Requirement - Retype the material that follows, keeping every word as it is.

* BEGIN Records shown *

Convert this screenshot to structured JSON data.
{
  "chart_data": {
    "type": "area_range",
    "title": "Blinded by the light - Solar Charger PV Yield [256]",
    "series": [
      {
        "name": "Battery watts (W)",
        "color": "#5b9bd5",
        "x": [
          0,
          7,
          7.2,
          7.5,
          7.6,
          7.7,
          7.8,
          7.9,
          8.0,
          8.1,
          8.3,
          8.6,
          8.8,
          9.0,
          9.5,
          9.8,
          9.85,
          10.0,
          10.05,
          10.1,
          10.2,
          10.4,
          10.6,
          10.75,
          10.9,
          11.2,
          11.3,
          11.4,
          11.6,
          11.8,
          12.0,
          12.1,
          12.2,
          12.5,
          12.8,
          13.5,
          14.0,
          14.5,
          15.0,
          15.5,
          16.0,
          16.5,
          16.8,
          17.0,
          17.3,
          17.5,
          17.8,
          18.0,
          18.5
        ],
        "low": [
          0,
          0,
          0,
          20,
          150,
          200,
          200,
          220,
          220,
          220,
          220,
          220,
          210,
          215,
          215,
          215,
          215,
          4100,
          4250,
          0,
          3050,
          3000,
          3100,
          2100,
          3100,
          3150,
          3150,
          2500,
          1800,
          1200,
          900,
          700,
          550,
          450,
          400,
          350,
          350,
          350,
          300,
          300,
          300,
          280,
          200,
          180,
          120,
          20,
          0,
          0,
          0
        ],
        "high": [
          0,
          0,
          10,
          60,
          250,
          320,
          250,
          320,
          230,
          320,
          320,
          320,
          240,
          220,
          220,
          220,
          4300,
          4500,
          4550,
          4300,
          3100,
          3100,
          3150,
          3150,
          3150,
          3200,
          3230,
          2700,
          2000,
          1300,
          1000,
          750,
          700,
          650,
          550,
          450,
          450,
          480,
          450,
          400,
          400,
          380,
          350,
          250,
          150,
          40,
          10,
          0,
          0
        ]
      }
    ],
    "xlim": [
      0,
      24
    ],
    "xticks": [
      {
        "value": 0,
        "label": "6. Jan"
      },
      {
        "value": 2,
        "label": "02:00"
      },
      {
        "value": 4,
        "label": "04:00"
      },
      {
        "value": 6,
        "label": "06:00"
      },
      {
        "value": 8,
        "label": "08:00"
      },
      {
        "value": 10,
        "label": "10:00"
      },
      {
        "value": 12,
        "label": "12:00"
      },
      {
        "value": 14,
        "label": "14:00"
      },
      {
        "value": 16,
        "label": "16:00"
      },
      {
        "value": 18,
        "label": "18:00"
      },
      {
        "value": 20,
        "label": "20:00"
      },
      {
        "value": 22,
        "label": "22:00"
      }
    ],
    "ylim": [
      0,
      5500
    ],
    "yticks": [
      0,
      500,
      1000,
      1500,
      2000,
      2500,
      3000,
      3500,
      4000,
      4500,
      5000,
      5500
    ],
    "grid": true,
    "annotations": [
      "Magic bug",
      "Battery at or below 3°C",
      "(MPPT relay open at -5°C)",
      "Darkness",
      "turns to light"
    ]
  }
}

* END Records shown *

Full answer -
Convert this screenshot to structured JSON data.
{
  "chart_data": {
    "type": "area_range",
    "title": "Blinded by the light - Solar Charger PV Yield [256]",
    "series": [
      {
        "name": "Battery watts (W)",
        "color": "#5b9bd5",
        "x": [
          0,
          7,
          7.2,
          7.5,
          7.6,
          7.7,
          7.8,
          7.9,
          8.0,
          8.1,
          8.3,
          8.6,
          8.8,
          9.0,
          9.5,
          9.8,
          9.85,
          10.0,
          10.05,
          10.1,
          10.2,
          10.4,
          10.6,
          10.75,
          10.9,
          11.2,
          11.3,
          11.4,
          11.6,
          11.8,
          12.0,
          12.1,
          12.2,
          12.5,
          12.8,
          13.5,
          14.0,
          14.5,
          15.0,
          15.5,
          16.0,
          16.5,
          16.8,
          17.0,
          17.3,
          17.5,
          17.8,
          18.0,
          18.5
        ],
        "low": [
          0,
          0,
          0,
          20,
          150,
          200,
          200,
          220,
          220,
          220,
          220,
          220,
          210,
          215,
          215,
          215,
          215,
          4100,
          4250,
          0,
          3050,
          3000,
          3100,
          2100,
          3100,
          3150,
          3150,
          2500,
          1800,
          1200,
          900,
          700,
          550,
          450,
          400,
          350,
          350,
          350,
          300,
          300,
          300,
          280,
          200,
          180,
          120,
          20,
          0,
          0,
          0
        ],
        "high": [
          0,
          0,
          10,
          60,
          250,
          320,
          250,
          320,
          230,
          320,
          320,
          320,
          240,
          220,
          220,
          220,
          4300,
          4500,
          4550,
          4300,
          3100,
          3100,
          3150,
          3150,
          3150,
          3200,
          3230,
          2700,
          2000,
          1300,
          1000,
          750,
          700,
          650,
          550,
          450,
          450,
          480,
          450,
          400,
          400,
          380,
          350,
          250,
          150,
          40,
          10,
          0,
          0
        ]
      }
    ],
    "xlim": [
      0,
      24
    ],
    "xticks": [
      {
        "value": 0,
        "label": "6. Jan"
      },
      {
        "value": 2,
        "label": "02:00"
      },
      {
        "value": 4,
        "label": "04:00"
      },
      {
        "value": 6,
        "label": "06:00"
      },
      {
        "value": 8,
        "label": "08:00"
      },
      {
        "value": 10,
        "label": "10:00"
      },
      {
        "value": 12,
        "label": "12:00"
      },
      {
        "value": 14,
        "label": "14:00"
      },
      {
        "value": 16,
        "label": "16:00"
      },
      {
        "value": 18,
        "label": "18:00"
      },
      {
        "value": 20,
        "label": "20:00"
      },
      {
        "value": 22,
        "label": "22:00"
      }
    ],
    "ylim": [
      0,
      5500
    ],
    "yticks": [
      0,
      500,
      1000,
      1500,
      2000,
      2500,
      3000,
      3500,
      4000,
      4500,
      5000,
      5500
    ],
    "grid": true,
    "annotations": [
      "Magic bug",
      "Battery at or below 3°C",
      "(MPPT relay open at -5°C)",
      "Darkness",
      "turns to light"
    ]
  }
}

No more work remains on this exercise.